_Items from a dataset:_
===
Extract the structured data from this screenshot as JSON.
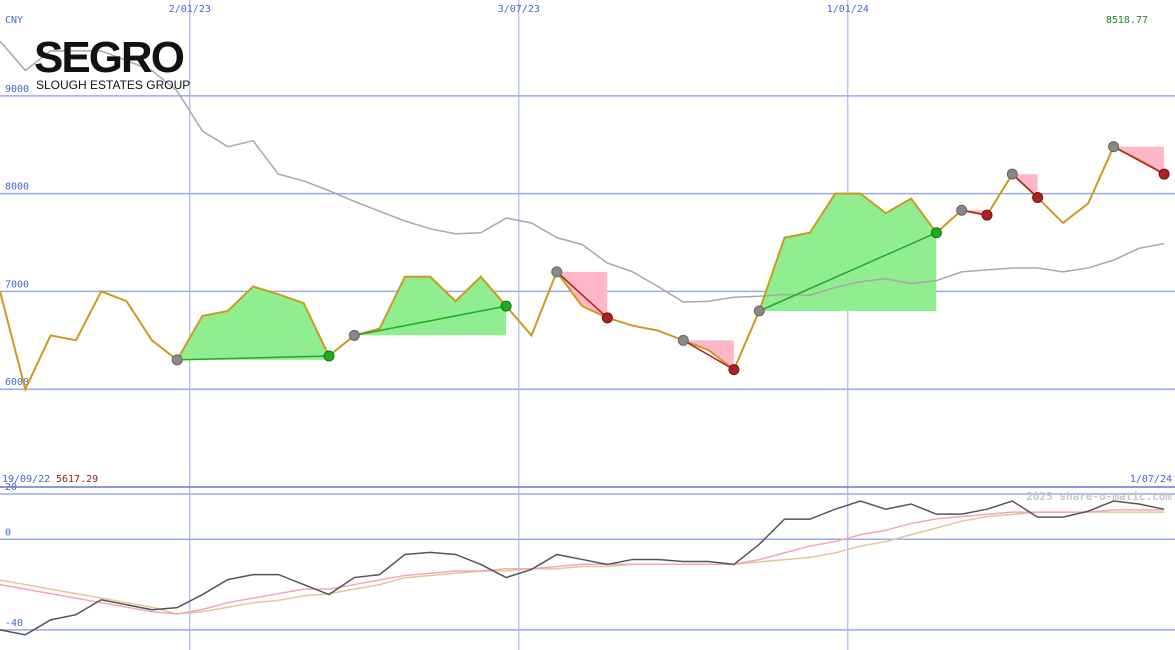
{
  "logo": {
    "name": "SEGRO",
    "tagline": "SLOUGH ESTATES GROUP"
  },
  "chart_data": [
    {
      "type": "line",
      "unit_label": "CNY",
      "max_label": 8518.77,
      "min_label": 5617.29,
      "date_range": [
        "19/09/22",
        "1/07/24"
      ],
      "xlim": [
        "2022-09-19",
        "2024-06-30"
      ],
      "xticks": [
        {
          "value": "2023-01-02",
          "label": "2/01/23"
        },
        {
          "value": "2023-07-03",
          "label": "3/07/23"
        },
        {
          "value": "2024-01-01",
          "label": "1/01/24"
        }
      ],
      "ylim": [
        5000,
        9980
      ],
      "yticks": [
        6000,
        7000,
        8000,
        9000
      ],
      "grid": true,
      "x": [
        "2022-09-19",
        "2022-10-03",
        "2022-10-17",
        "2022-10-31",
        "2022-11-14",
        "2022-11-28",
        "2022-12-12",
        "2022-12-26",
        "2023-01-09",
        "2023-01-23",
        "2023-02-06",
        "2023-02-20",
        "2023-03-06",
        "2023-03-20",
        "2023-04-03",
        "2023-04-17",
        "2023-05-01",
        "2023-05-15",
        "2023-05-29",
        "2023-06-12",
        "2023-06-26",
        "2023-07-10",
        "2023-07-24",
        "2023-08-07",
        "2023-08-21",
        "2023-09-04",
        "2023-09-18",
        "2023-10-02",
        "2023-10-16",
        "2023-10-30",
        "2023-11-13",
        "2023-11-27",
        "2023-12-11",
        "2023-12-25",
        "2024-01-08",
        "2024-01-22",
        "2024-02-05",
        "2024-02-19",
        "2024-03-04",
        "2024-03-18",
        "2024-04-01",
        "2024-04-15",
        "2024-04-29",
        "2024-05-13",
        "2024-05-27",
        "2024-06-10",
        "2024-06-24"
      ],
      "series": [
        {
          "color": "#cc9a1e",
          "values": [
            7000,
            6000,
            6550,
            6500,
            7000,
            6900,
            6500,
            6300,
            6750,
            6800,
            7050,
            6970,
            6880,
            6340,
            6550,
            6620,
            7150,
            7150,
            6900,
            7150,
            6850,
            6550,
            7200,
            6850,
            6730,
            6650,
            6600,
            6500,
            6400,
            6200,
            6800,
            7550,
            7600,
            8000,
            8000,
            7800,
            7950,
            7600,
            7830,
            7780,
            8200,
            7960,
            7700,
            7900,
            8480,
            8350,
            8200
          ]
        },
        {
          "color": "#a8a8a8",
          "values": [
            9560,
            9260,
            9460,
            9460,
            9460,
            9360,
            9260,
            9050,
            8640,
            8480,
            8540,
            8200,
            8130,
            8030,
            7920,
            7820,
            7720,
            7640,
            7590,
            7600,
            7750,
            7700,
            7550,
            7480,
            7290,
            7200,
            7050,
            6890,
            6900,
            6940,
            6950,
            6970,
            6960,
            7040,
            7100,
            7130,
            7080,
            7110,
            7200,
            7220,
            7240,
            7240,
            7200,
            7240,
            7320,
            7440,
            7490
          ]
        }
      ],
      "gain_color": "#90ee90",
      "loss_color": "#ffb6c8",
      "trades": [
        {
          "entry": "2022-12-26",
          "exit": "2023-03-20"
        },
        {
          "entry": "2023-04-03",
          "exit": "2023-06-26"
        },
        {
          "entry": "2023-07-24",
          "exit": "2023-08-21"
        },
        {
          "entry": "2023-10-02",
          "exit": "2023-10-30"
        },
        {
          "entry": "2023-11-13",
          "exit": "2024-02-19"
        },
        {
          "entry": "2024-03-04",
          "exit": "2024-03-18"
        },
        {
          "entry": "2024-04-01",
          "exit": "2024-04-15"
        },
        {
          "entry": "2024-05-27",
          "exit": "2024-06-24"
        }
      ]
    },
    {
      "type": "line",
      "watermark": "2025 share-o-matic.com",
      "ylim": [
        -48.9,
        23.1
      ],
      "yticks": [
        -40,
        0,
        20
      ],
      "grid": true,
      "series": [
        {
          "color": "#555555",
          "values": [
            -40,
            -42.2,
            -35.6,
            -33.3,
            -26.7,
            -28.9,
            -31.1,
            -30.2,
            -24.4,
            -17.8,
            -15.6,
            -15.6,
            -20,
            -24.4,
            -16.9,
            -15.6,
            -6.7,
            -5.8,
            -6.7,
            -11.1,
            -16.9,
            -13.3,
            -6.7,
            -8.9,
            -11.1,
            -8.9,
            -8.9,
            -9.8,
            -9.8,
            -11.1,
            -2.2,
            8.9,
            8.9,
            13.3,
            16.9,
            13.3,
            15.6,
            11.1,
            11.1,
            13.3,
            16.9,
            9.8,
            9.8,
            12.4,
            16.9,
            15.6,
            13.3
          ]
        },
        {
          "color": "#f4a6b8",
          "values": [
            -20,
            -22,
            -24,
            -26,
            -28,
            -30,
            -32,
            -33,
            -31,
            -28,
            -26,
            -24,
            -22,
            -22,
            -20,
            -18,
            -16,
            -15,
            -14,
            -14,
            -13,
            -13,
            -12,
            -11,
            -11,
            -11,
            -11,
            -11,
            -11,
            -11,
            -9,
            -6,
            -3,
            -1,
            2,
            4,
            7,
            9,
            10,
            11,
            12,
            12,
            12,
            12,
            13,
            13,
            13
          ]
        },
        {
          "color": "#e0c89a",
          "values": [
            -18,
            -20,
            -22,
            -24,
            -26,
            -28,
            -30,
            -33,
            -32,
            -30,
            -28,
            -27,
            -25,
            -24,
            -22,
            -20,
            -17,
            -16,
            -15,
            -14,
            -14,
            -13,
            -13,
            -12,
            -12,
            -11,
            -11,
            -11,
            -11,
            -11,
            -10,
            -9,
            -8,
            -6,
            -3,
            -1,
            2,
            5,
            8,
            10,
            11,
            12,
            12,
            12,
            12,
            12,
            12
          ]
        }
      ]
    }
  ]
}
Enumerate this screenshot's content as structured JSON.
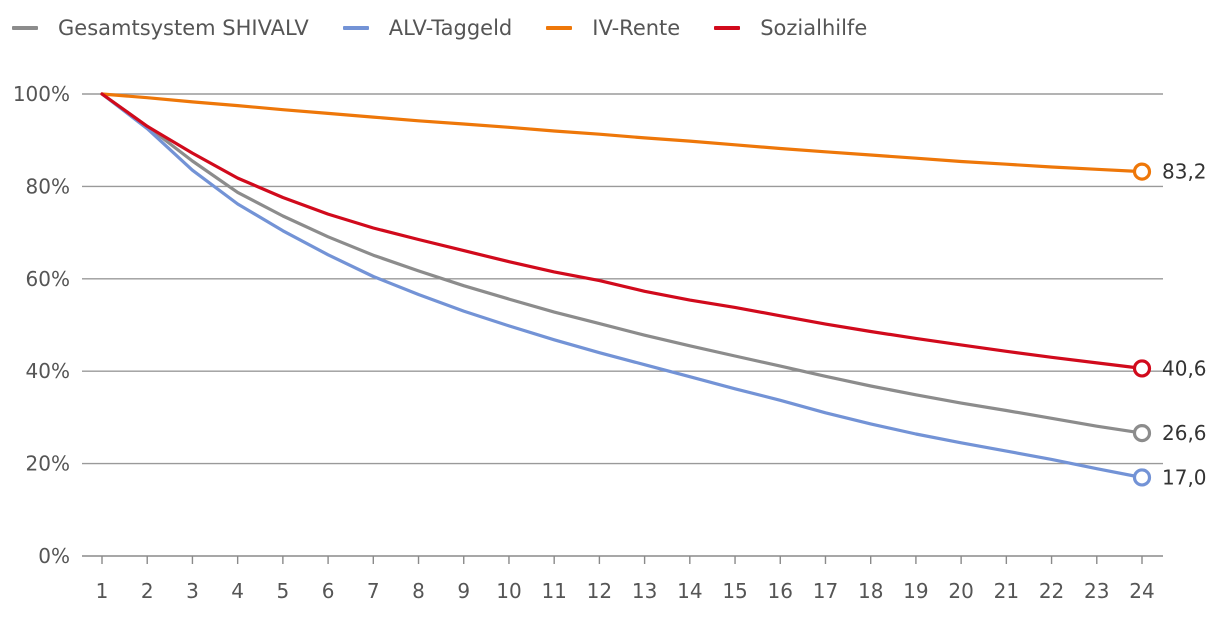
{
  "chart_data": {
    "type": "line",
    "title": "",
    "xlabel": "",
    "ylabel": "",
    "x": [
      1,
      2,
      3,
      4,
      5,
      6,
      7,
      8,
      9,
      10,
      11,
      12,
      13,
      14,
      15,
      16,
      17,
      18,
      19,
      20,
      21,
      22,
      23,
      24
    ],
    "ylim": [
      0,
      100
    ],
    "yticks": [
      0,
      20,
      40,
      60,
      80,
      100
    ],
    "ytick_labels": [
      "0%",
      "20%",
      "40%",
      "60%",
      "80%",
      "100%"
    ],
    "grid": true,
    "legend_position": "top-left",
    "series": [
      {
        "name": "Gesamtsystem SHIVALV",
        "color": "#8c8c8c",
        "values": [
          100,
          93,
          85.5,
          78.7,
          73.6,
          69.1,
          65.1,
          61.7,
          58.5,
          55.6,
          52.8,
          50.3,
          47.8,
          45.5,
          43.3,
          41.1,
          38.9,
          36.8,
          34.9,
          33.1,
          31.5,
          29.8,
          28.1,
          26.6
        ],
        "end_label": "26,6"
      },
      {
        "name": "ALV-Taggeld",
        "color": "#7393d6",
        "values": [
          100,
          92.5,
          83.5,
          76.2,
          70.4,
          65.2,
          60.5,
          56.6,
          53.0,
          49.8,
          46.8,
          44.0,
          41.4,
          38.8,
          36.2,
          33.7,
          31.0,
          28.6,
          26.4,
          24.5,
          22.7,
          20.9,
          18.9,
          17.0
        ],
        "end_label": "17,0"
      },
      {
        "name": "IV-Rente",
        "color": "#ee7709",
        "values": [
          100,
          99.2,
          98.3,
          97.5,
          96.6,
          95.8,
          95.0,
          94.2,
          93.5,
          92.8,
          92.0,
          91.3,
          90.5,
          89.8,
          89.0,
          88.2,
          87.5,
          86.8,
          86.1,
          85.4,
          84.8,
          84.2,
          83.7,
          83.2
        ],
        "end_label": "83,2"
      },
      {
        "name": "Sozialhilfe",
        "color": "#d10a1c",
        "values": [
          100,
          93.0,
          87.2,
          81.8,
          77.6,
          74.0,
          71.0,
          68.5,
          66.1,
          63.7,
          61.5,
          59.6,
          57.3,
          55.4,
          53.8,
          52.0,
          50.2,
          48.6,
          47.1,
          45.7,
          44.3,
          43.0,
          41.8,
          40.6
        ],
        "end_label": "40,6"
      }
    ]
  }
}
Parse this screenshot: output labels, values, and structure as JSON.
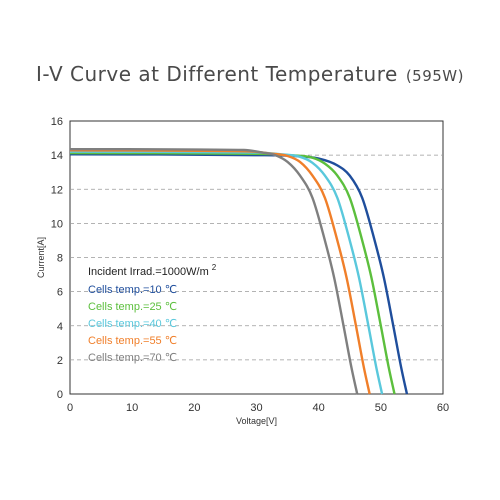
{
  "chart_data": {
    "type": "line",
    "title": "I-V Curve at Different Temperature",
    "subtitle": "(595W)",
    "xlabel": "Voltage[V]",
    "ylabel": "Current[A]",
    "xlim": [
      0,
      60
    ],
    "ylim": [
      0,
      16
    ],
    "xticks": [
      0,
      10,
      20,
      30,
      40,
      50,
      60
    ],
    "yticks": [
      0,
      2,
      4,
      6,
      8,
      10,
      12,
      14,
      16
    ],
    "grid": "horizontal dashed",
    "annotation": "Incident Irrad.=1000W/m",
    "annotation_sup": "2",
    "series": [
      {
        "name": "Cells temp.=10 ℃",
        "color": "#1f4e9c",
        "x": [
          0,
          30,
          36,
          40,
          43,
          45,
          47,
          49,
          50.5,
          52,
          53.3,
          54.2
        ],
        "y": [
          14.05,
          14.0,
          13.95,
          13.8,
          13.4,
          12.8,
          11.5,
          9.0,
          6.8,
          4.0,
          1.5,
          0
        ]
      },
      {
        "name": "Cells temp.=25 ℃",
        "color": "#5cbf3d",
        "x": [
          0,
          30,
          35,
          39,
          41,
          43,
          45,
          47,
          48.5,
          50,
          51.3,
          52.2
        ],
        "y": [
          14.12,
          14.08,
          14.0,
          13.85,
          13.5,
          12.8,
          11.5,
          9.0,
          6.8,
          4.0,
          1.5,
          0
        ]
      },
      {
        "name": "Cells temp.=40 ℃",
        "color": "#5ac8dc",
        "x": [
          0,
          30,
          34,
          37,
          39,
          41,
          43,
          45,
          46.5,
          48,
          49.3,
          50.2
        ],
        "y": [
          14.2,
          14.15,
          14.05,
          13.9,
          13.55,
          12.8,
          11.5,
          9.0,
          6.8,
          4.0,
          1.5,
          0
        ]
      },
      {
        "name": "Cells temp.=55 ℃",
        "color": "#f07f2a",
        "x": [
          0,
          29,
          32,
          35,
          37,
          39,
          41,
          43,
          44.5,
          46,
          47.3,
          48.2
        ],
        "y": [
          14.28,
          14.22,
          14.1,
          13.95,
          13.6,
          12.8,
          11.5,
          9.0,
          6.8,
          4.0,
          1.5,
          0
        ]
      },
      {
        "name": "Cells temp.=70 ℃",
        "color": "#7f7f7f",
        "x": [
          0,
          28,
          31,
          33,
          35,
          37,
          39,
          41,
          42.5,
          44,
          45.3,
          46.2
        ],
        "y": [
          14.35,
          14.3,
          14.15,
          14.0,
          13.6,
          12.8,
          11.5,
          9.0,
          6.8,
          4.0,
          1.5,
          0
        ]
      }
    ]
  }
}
===
_Task:_
Return all lines with the word "Cells" in them.

_Worked solution:_
        "name": "Cells temp.=10 ℃",
        "name": "Cells temp.=25 ℃",
        "name": "Cells temp.=40 ℃",
        "name": "Cells temp.=55 ℃",
        "name": "Cells temp.=70 ℃",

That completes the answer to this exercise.